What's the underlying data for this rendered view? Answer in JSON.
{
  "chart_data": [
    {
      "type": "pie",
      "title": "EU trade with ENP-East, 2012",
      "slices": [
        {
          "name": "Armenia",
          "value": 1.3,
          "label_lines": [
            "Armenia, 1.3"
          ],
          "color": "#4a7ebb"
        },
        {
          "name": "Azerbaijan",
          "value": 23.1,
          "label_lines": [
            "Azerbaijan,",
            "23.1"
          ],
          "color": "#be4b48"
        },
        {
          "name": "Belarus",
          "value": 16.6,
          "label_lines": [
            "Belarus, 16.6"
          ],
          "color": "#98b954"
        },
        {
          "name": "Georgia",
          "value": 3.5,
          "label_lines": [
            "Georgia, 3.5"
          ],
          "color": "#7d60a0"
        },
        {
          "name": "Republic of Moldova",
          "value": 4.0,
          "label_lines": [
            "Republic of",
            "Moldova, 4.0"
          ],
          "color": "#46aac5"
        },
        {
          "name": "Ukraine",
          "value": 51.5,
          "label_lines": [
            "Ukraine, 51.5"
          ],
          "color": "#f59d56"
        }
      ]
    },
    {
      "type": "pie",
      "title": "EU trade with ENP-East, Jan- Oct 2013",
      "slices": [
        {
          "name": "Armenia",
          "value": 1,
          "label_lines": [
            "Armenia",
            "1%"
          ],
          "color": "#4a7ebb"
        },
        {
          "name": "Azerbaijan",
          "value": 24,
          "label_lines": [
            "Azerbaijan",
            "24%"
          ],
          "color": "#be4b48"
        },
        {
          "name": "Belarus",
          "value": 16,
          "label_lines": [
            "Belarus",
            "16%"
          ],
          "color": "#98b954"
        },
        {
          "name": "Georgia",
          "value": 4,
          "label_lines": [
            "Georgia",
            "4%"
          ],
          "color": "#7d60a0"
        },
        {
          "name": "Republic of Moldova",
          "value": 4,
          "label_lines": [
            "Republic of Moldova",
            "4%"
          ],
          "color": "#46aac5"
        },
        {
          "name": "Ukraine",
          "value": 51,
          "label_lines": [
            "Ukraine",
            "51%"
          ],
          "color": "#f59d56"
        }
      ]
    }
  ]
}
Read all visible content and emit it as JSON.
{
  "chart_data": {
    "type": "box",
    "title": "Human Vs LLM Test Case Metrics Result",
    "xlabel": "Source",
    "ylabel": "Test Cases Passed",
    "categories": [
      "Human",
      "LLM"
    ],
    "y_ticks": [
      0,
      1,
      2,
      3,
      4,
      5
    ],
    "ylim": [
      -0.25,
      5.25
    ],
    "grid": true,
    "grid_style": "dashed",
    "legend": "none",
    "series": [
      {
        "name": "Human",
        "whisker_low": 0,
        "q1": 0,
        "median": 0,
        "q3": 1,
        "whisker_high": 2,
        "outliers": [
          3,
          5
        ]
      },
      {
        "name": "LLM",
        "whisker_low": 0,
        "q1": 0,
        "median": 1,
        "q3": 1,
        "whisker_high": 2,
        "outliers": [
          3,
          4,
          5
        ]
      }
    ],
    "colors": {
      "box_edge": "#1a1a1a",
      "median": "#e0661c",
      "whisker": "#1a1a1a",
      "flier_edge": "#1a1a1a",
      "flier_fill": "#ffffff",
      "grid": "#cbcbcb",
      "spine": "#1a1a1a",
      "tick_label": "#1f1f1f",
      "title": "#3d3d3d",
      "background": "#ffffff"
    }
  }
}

- TASK STATEMENT -
Above are some records; extract every one of them exactly.

- TASK ANSWER -
What's the underlying data for this rendered view? Answer in JSON.
{
  "chart_data": [
    {
      "type": "pie",
      "title": "EU trade with ENP-East, 2012",
      "slices": [
        {
          "name": "Armenia",
          "value": 1.3,
          "label_lines": [
            "Armenia, 1.3"
          ],
          "color": "#4a7ebb"
        },
        {
          "name": "Azerbaijan",
          "value": 23.1,
          "label_lines": [
            "Azerbaijan,",
            "23.1"
          ],
          "color": "#be4b48"
        },
        {
          "name": "Belarus",
          "value": 16.6,
          "label_lines": [
            "Belarus, 16.6"
          ],
          "color": "#98b954"
        },
        {
          "name": "Georgia",
          "value": 3.5,
          "label_lines": [
            "Georgia, 3.5"
          ],
          "color": "#7d60a0"
        },
        {
          "name": "Republic of Moldova",
          "value": 4.0,
          "label_lines": [
            "Republic of",
            "Moldova, 4.0"
          ],
          "color": "#46aac5"
        },
        {
          "name": "Ukraine",
          "value": 51.5,
          "label_lines": [
            "Ukraine, 51.5"
          ],
          "color": "#f59d56"
        }
      ]
    },
    {
      "type": "pie",
      "title": "EU trade with ENP-East, Jan- Oct 2013",
      "slices": [
        {
          "name": "Armenia",
          "value": 1,
          "label_lines": [
            "Armenia",
            "1%"
          ],
          "color": "#4a7ebb"
        },
        {
          "name": "Azerbaijan",
          "value": 24,
          "label_lines": [
            "Azerbaijan",
            "24%"
          ],
          "color": "#be4b48"
        },
        {
          "name": "Belarus",
          "value": 16,
          "label_lines": [
            "Belarus",
            "16%"
          ],
          "color": "#98b954"
        },
        {
          "name": "Georgia",
          "value": 4,
          "label_lines": [
            "Georgia",
            "4%"
          ],
          "color": "#7d60a0"
        },
        {
          "name": "Republic of Moldova",
          "value": 4,
          "label_lines": [
            "Republic of Moldova",
            "4%"
          ],
          "color": "#46aac5"
        },
        {
          "name": "Ukraine",
          "value": 51,
          "label_lines": [
            "Ukraine",
            "51%"
          ],
          "color": "#f59d56"
        }
      ]
    }
  ]
}
Read all visible content and emit it as JSON.
{
  "chart_data": {
    "type": "box",
    "title": "Human Vs LLM Test Case Metrics Result",
    "xlabel": "Source",
    "ylabel": "Test Cases Passed",
    "categories": [
      "Human",
      "LLM"
    ],
    "y_ticks": [
      0,
      1,
      2,
      3,
      4,
      5
    ],
    "ylim": [
      -0.25,
      5.25
    ],
    "grid": true,
    "grid_style": "dashed",
    "legend": "none",
    "series": [
      {
        "name": "Human",
        "whisker_low": 0,
        "q1": 0,
        "median": 0,
        "q3": 1,
        "whisker_high": 2,
        "outliers": [
          3,
          5
        ]
      },
      {
        "name": "LLM",
        "whisker_low": 0,
        "q1": 0,
        "median": 1,
        "q3": 1,
        "whisker_high": 2,
        "outliers": [
          3,
          4,
          5
        ]
      }
    ],
    "colors": {
      "box_edge": "#1a1a1a",
      "median": "#e0661c",
      "whisker": "#1a1a1a",
      "flier_edge": "#1a1a1a",
      "flier_fill": "#ffffff",
      "grid": "#cbcbcb",
      "spine": "#1a1a1a",
      "tick_label": "#1f1f1f",
      "title": "#3d3d3d",
      "background": "#ffffff"
    }
  }
}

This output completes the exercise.